• DOCUMENT PASSAGE
>> begin
Load, plot, and play simpleLoop.wav
:
from essentia.standard import MonoLoader
x = MonoLoader(filename='simpleLoop.wav')()
print x.shape
(132300,)
t = arange(len(x))/44100.0
plot(t, x)
xlabel('Time (seconds)')
<matplotlib.text.Text at 0x3f49450>
from IPython.display import Audio
Audio(x, rate=44100)
Before extracting features from a frame of audio, we first multiply the frame by a window, such as the Hamming window pictured below, to reduce artifacts caused by the edges of the frame.
plot(hamming(101))
[<matplotlib.lines.Line2D at 0x569e510>]
Mel-frequency cepstral coefficients (MFCCs) are a set of features that describe the coarse overall shape of a spectrum but not the fine harmonic structure. MFCCs are often used to describe the timbre of a musical signal.
from essentia.standard import MFCC, Spectrum, Windowing, FrameGenerator
hamming_window = Windowing(type='hamming')
spectrum = Spectrum() # we just want the magnitude spectrum
mfcc = MFCC()
mfccs = array([mfcc(spectrum(hamming_window(frame)))[1]
for frame in FrameGenerator(x, frameSize=1024, hopSize=512)])
print mfccs.shape
(260, 13)
Display MFCCs over time:
imshow(mfccs[:,1:].T, origin='lower', aspect='auto', interpolation='nearest') # Ignore the 0th MFCC
yticks(range(12), range(1,13)) # Ignore the 0th MFCC
ylabel('MFCC Coefficient Index')
xlabel('Frame Index')
<matplotlib.text.Text at 0x569ecd0>
In Essentia, centroid
can be used to compute either the temporal or spectral centroid of a frame.
from essentia.standard import Centroid, Spectrum, Windowing, FrameGenerator
hamming_window = Windowing(type='hamming')
spectrum = Spectrum() # we just want the magnitude spectrum
centroid = Centroid(range=22050)
energy = array([centroid(spectrum(hamming_window(frame)))
for frame in FrameGenerator(x, frameSize=2048, hopSize=1024)])
plot(energy)
ylabel('Spectral Centroid')
xlabel('Frame Index')
<matplotlib.text.Text at 0x56b2050>
>> end
• DATA SHOWN
>> begin
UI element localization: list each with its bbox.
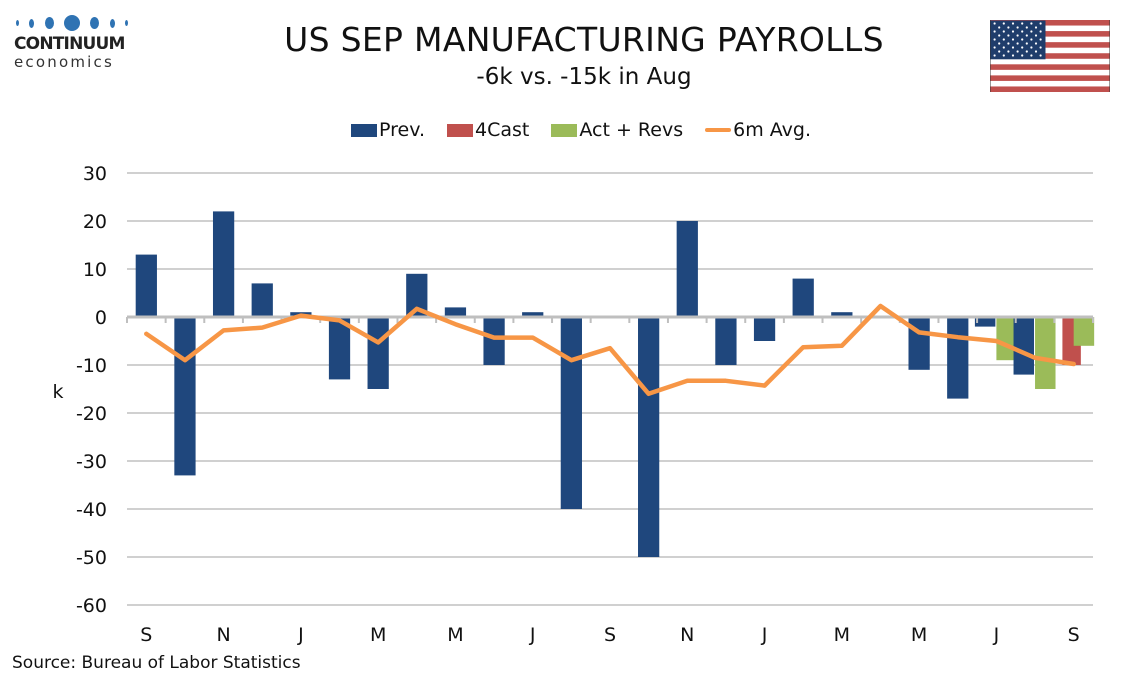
logo-wordmark: CONTINUUM [14, 34, 125, 54]
y-tick-label: 0 [95, 307, 107, 329]
bar-prev [974, 317, 996, 327]
x-tick-label: S [604, 624, 616, 646]
y-tick-label: 20 [83, 211, 107, 233]
legend-label-prev: Prev. [379, 119, 426, 141]
bar-prev [715, 317, 737, 365]
legend-label-forecast: 4Cast [475, 119, 530, 141]
bar-prev [328, 317, 351, 380]
x-tick-label: S [140, 624, 152, 646]
y-tick-label: 10 [83, 259, 107, 281]
y-tick-label: -10 [76, 355, 107, 377]
us-flag-icon [990, 20, 1110, 92]
legend-item-forecast: 4Cast [447, 119, 529, 141]
legend-label-avg: 6m Avg. [733, 119, 811, 141]
legend-swatch-forecast [447, 123, 474, 137]
chart-subtitle: -6k vs. -15k in Aug [476, 64, 692, 90]
bar-prev [444, 307, 467, 317]
legend-item-avg: 6m Avg. [705, 119, 811, 141]
legend-swatch-avg [705, 128, 732, 132]
bar-prev [753, 317, 776, 341]
bar-prev [831, 312, 853, 317]
bar-prev [212, 211, 235, 317]
bar-prev [367, 317, 389, 389]
y-tick-label: -50 [76, 547, 107, 569]
chart-title: US SEP MANUFACTURING PAYROLLS [284, 20, 884, 59]
y-tick-label: -20 [76, 403, 107, 425]
bar-prev [676, 221, 698, 317]
legend-item-prev: Prev. [351, 119, 425, 141]
y-tick-label: 30 [83, 163, 107, 185]
bar-prev [560, 317, 582, 509]
continuum-economics-logo: CONTINUUM economics [14, 14, 134, 70]
x-tick-label: M [911, 624, 927, 646]
bar-actual [1073, 317, 1095, 346]
source-note: Source: Bureau of Labor Statistics [12, 653, 301, 673]
x-tick-label: J [761, 624, 768, 646]
bar-prev [638, 317, 660, 557]
bar-prev [251, 283, 273, 317]
x-tick-label: J [297, 624, 304, 646]
x-tick-label: M [370, 624, 386, 646]
bar-prev [483, 317, 505, 365]
bar-prev [406, 273, 428, 317]
legend-label-actual: Act + Revs [579, 119, 684, 141]
x-tick-label: M [834, 624, 850, 646]
legend-item-actual: Act + Revs [551, 119, 683, 141]
x-tick-label: S [1068, 624, 1080, 646]
bar-prev [174, 317, 196, 476]
y-tick-label: -60 [76, 595, 107, 617]
bar-prev [135, 254, 157, 317]
bar-actual [1035, 317, 1056, 389]
y-tick-label: -40 [76, 499, 107, 521]
x-tick-label: N [680, 624, 694, 646]
chart-legend: Prev. 4Cast Act + Revs 6m Avg. [0, 119, 1134, 141]
bar-prev [792, 278, 814, 317]
x-tick-label: J [529, 624, 536, 646]
bar-prev [947, 317, 969, 399]
x-tick-label: M [447, 624, 463, 646]
bar-prev [1013, 317, 1035, 375]
logo-dots-icon [16, 14, 128, 32]
y-tick-label: -30 [76, 451, 107, 473]
bar-prev [522, 312, 544, 317]
x-tick-label: J [993, 624, 1000, 646]
y-axis-label: k [52, 381, 63, 403]
logo-tagline: economics [14, 53, 114, 71]
legend-swatch-actual [551, 123, 578, 137]
line-6m-avg [144, 303, 1076, 397]
x-tick-label: N [216, 624, 230, 646]
legend-swatch-prev [351, 123, 377, 137]
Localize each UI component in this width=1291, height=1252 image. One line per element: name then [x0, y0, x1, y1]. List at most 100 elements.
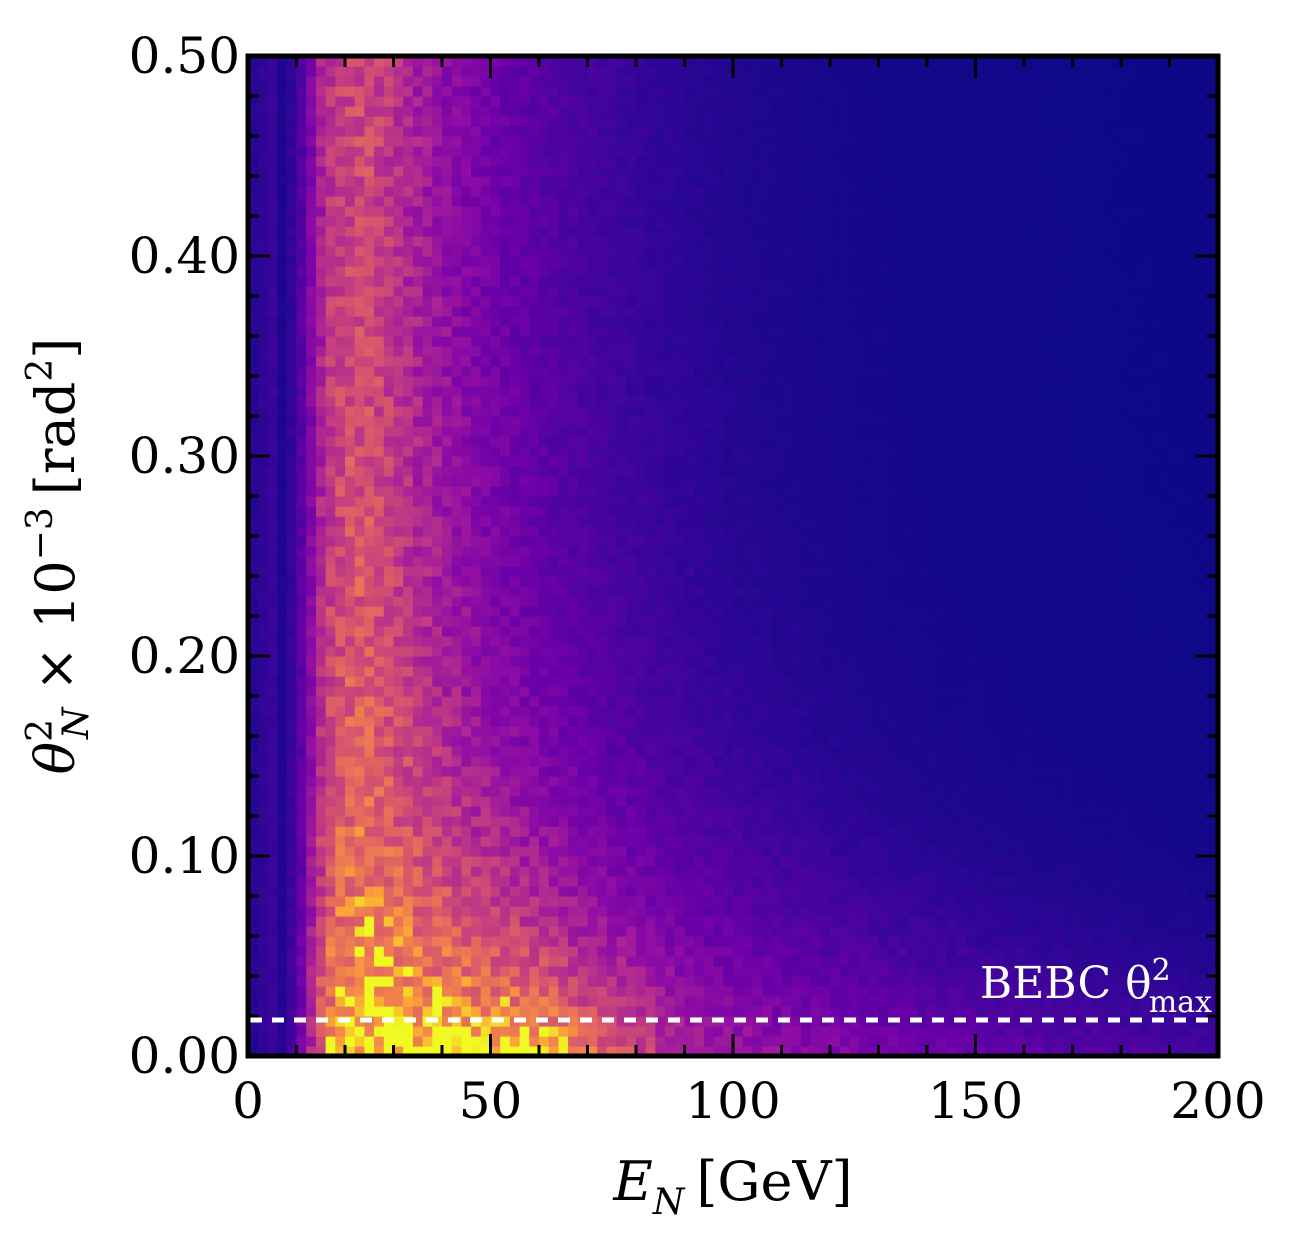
heatmap-cell: [587, 256, 598, 267]
heatmap-cell: [597, 456, 608, 467]
heatmap-cell: [529, 336, 540, 347]
heatmap-cell: [480, 276, 492, 287]
heatmap-cell: [277, 346, 288, 357]
heatmap-cell: [490, 506, 501, 517]
heatmap-cell: [480, 386, 492, 397]
heatmap-cell: [471, 796, 482, 807]
heatmap-cell: [490, 846, 501, 857]
heatmap-cell: [374, 846, 385, 857]
heatmap-cell: [393, 246, 404, 257]
heatmap-cell: [684, 846, 695, 857]
heatmap-cell: [345, 506, 356, 517]
heatmap-cell: [509, 136, 521, 147]
heatmap-cell: [655, 946, 666, 957]
heatmap-cell: [383, 686, 395, 697]
heatmap-cell: [665, 746, 676, 757]
heatmap-cell: [655, 566, 666, 577]
heatmap-cell: [364, 806, 375, 817]
heatmap-cell: [568, 936, 579, 947]
heatmap-cell: [703, 486, 715, 497]
heatmap-cell: [509, 506, 521, 517]
heatmap-cell: [597, 586, 608, 597]
heatmap-cell: [480, 746, 492, 757]
heatmap-cell: [577, 246, 589, 257]
heatmap-cell: [393, 636, 404, 647]
heatmap-cell: [539, 56, 550, 67]
heatmap-cell: [645, 226, 656, 237]
heatmap-cell: [296, 66, 307, 77]
heatmap-cell: [723, 686, 734, 697]
heatmap-cell: [674, 366, 686, 377]
heatmap-cell: [655, 446, 666, 457]
heatmap-cell: [471, 436, 482, 447]
heatmap-cell: [568, 376, 579, 387]
heatmap-cell: [674, 576, 686, 587]
heatmap-cell: [393, 236, 404, 247]
heatmap-cell: [606, 876, 618, 887]
heatmap-cell: [442, 146, 453, 157]
heatmap-cell: [606, 976, 618, 987]
heatmap-cell: [713, 366, 724, 377]
heatmap-cell: [577, 766, 589, 777]
heatmap-cell: [665, 96, 676, 107]
heatmap-cell: [315, 426, 327, 437]
heatmap-cell: [335, 666, 346, 677]
heatmap-cell: [694, 506, 705, 517]
heatmap-cell: [539, 466, 550, 477]
heatmap-cell: [461, 366, 472, 377]
heatmap-cell: [645, 426, 656, 437]
heatmap-cell: [442, 396, 453, 407]
heatmap-cell: [422, 286, 433, 297]
heatmap-cell: [500, 166, 511, 177]
heatmap-cell: [490, 336, 501, 347]
heatmap-cell: [403, 536, 414, 547]
heatmap-cell: [374, 256, 385, 267]
heatmap-cell: [267, 336, 278, 347]
heatmap-cell: [558, 366, 569, 377]
heatmap-cell: [277, 586, 288, 597]
heatmap-cell: [277, 546, 288, 557]
heatmap-cell: [315, 136, 327, 147]
heatmap-cell: [694, 496, 705, 507]
heatmap-cell: [500, 876, 511, 887]
heatmap-cell: [422, 676, 433, 687]
heatmap-cell: [509, 146, 521, 157]
heatmap-cell: [471, 236, 482, 247]
heatmap-cell: [597, 676, 608, 687]
heatmap-cell: [432, 266, 443, 277]
heatmap-cell: [354, 846, 365, 857]
heatmap-cell: [529, 156, 540, 167]
heatmap-cell: [296, 196, 307, 207]
heatmap-cell: [412, 666, 424, 677]
heatmap-cell: [306, 316, 317, 327]
heatmap-cell: [519, 916, 530, 927]
heatmap-cell: [509, 356, 521, 367]
heatmap-cell: [674, 626, 686, 637]
heatmap-cell: [519, 626, 530, 637]
heatmap-cell: [694, 356, 705, 367]
heatmap-cell: [703, 906, 715, 917]
heatmap-cell: [315, 396, 327, 407]
heatmap-cell: [335, 896, 346, 907]
heatmap-cell: [277, 536, 288, 547]
heatmap-cell: [548, 876, 559, 887]
heatmap-cell: [432, 826, 443, 837]
heatmap-cell: [412, 166, 424, 177]
heatmap-cell: [645, 166, 656, 177]
heatmap-cell: [480, 486, 492, 497]
heatmap-cell: [723, 696, 734, 707]
heatmap-cell: [490, 986, 501, 997]
heatmap-cell: [577, 236, 589, 247]
heatmap-cell: [568, 626, 579, 637]
heatmap-cell: [383, 476, 395, 487]
heatmap-cell: [315, 646, 327, 657]
heatmap-cell: [645, 336, 656, 347]
heatmap-cell: [442, 316, 453, 327]
heatmap-cell: [655, 876, 666, 887]
heatmap-cell: [296, 1036, 307, 1047]
heatmap-cell: [597, 986, 608, 997]
heatmap-cell: [374, 346, 385, 357]
heatmap-cell: [335, 446, 346, 457]
heatmap-cell: [684, 216, 695, 227]
heatmap-cell: [509, 106, 521, 117]
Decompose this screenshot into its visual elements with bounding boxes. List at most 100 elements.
>> end
From the Essentia feature-extraction text, reproduce the portion between "Display MFCCs over" and "centroid = Centroid(range=22050)", inclusive, substituting "Cepstral Coefficient Index" for "MFCC Coefficient Index".

• FULL ANSWER
Display MFCCs over time:
imshow(mfccs[:,1:].T, origin='lower', aspect='auto', interpolation='nearest') # Ignore the 0th MFCC
yticks(range(12), range(1,13)) # Ignore the 0th MFCC
ylabel('Cepstral Coefficient Index')
xlabel('Frame Index')
<matplotlib.text.Text at 0x569ecd0>
In Essentia, centroid
can be used to compute either the temporal or spectral centroid of a frame.
from essentia.standard import Centroid, Spectrum, Windowing, FrameGenerator
hamming_window = Windowing(type='hamming')
spectrum = Spectrum() # we just want the magnitude spectrum
centroid = Centroid(range=22050)